GIVEN EXERCISE
Leave the pictures out and print every record below exactly as it stands.

PROVIDED ENTRIES
◆ ◆ ◆ ◆ ◆ ◆ ◆

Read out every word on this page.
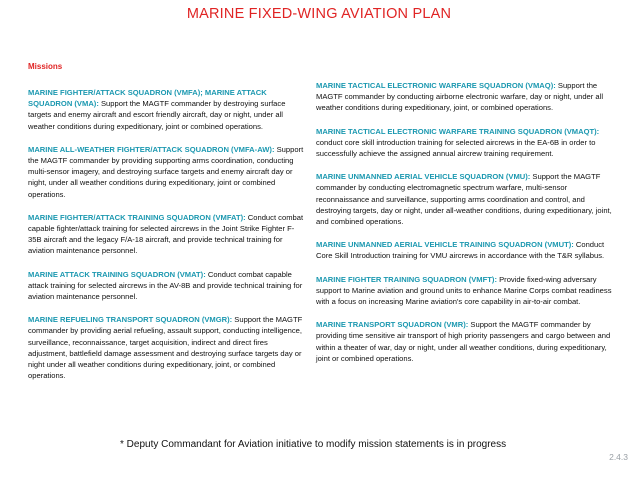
MARINE FIXED-WING AVIATION PLAN
Missions

MARINE FIGHTER/ATTACK SQUADRON (VMFA); MARINE ATTACK SQUADRON (VMA): Support the MAGTF commander by destroying surface targets and enemy aircraft and escort friendly aircraft, day or night, under all weather conditions during expeditionary, joint or combined operations.

MARINE ALL-WEATHER FIGHTER/ATTACK SQUADRON (VMFA-AW): Support the MAGTF commander by providing supporting arms coordination, conducting multi-sensor imagery, and destroying surface targets and enemy aircraft day or night, under all weather conditions during expeditionary, joint or combined operations.

MARINE FIGHTER/ATTACK TRAINING SQUADRON (VMFAT): Conduct combat capable fighter/attack training for selected aircrews in the Joint Strike Fighter F-35B aircraft and the legacy F/A-18 aircraft, and provide technical training for aviation maintenance personnel.

MARINE ATTACK TRAINING SQUADRON (VMAT): Conduct combat capable attack training for selected aircrews in the AV-8B and provide technical training for aviation maintenance personnel.

MARINE REFUELING TRANSPORT SQUADRON (VMGR): Support the MAGTF commander by providing aerial refueling, assault support, conducting intelligence, surveillance, reconnaissance, target acquisition, indirect and direct fires adjustment, battlefield damage assessment and destroying surface targets day or night under all weather conditions during expeditionary, joint, or combined operations.

MARINE TACTICAL ELECTRONIC WARFARE SQUADRON (VMAQ): Support the MAGTF commander by conducting airborne electronic warfare, day or night, under all weather conditions during expeditionary, joint, or combined operations.

MARINE TACTICAL ELECTRONIC WARFARE TRAINING SQUADRON (VMAQT): conduct core skill introduction training for selected aircrews in the EA-6B in order to successfully achieve the assigned annual aircrew training requirement.

MARINE UNMANNED AERIAL VEHICLE SQUADRON (VMU): Support the MAGTF commander by conducting electromagnetic spectrum warfare, multi-sensor reconnaissance and surveillance, supporting arms coordination and control, and destroying targets, day or night, under all-weather conditions, during expeditionary, joint, and combined operations.

MARINE UNMANNED AERIAL VEHICLE TRAINING SQUADRON (VMUT): Conduct Core Skill Introduction training for VMU aircrews in accordance with the T&R syllabus.

MARINE FIGHTER TRAINING SQUADRON (VMFT): Provide fixed-wing adversary support to Marine aviation and ground units to enhance Marine Corps combat readiness with a focus on increasing Marine aviation's core capability in air-to-air combat.

MARINE TRANSPORT SQUADRON (VMR): Support the MAGTF commander by providing time sensitive air transport of high priority passengers and cargo between and within a theater of war, day or night, under all weather conditions, during expeditionary, joint or combined operations.

* Deputy Commandant for Aviation initiative to modify mission statements is in progress
2.4.3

◆ ◆ ◆ ◆ ◆ ◆ ◆

WRITTEN ANSWER
Read out every word on this page.
MARINE FIXED-WING AVIATION PLAN
Missions

MARINE FIGHTER/ATTACK SQUADRON (VMFA); MARINE ATTACK SQUADRON (VMA): Support the MAGTF commander by destroying surface targets and enemy aircraft and escort friendly aircraft, day or night, under all weather conditions during expeditionary, joint or combined operations.

MARINE ALL-WEATHER FIGHTER/ATTACK SQUADRON (VMFA-AW): Support the MAGTF commander by providing supporting arms coordination, conducting multi-sensor imagery, and destroying surface targets and enemy aircraft day or night, under all weather conditions during expeditionary, joint or combined operations.

MARINE FIGHTER/ATTACK TRAINING SQUADRON (VMFAT): Conduct combat capable fighter/attack training for selected aircrews in the Joint Strike Fighter F-35B aircraft and the legacy F/A-18 aircraft, and provide technical training for aviation maintenance personnel.

MARINE ATTACK TRAINING SQUADRON (VMAT): Conduct combat capable attack training for selected aircrews in the AV-8B and provide technical training for aviation maintenance personnel.

MARINE REFUELING TRANSPORT SQUADRON (VMGR): Support the MAGTF commander by providing aerial refueling, assault support, conducting intelligence, surveillance, reconnaissance, target acquisition, indirect and direct fires adjustment, battlefield damage assessment and destroying surface targets day or night under all weather conditions during expeditionary, joint, or combined operations.

MARINE TACTICAL ELECTRONIC WARFARE SQUADRON (VMAQ): Support the MAGTF commander by conducting airborne electronic warfare, day or night, under all weather conditions during expeditionary, joint, or combined operations.

MARINE TACTICAL ELECTRONIC WARFARE TRAINING SQUADRON (VMAQT): conduct core skill introduction training for selected aircrews in the EA-6B in order to successfully achieve the assigned annual aircrew training requirement.

MARINE UNMANNED AERIAL VEHICLE SQUADRON (VMU): Support the MAGTF commander by conducting electromagnetic spectrum warfare, multi-sensor reconnaissance and surveillance, supporting arms coordination and control, and destroying targets, day or night, under all-weather conditions, during expeditionary, joint, and combined operations.

MARINE UNMANNED AERIAL VEHICLE TRAINING SQUADRON (VMUT): Conduct Core Skill Introduction training for VMU aircrews in accordance with the T&R syllabus.

MARINE FIGHTER TRAINING SQUADRON (VMFT): Provide fixed-wing adversary support to Marine aviation and ground units to enhance Marine Corps combat readiness with a focus on increasing Marine aviation's core capability in air-to-air combat.

MARINE TRANSPORT SQUADRON (VMR): Support the MAGTF commander by providing time sensitive air transport of high priority passengers and cargo between and within a theater of war, day or night, under all weather conditions, during expeditionary, joint or combined operations.

* Deputy Commandant for Aviation initiative to modify mission statements is in progress
2.4.3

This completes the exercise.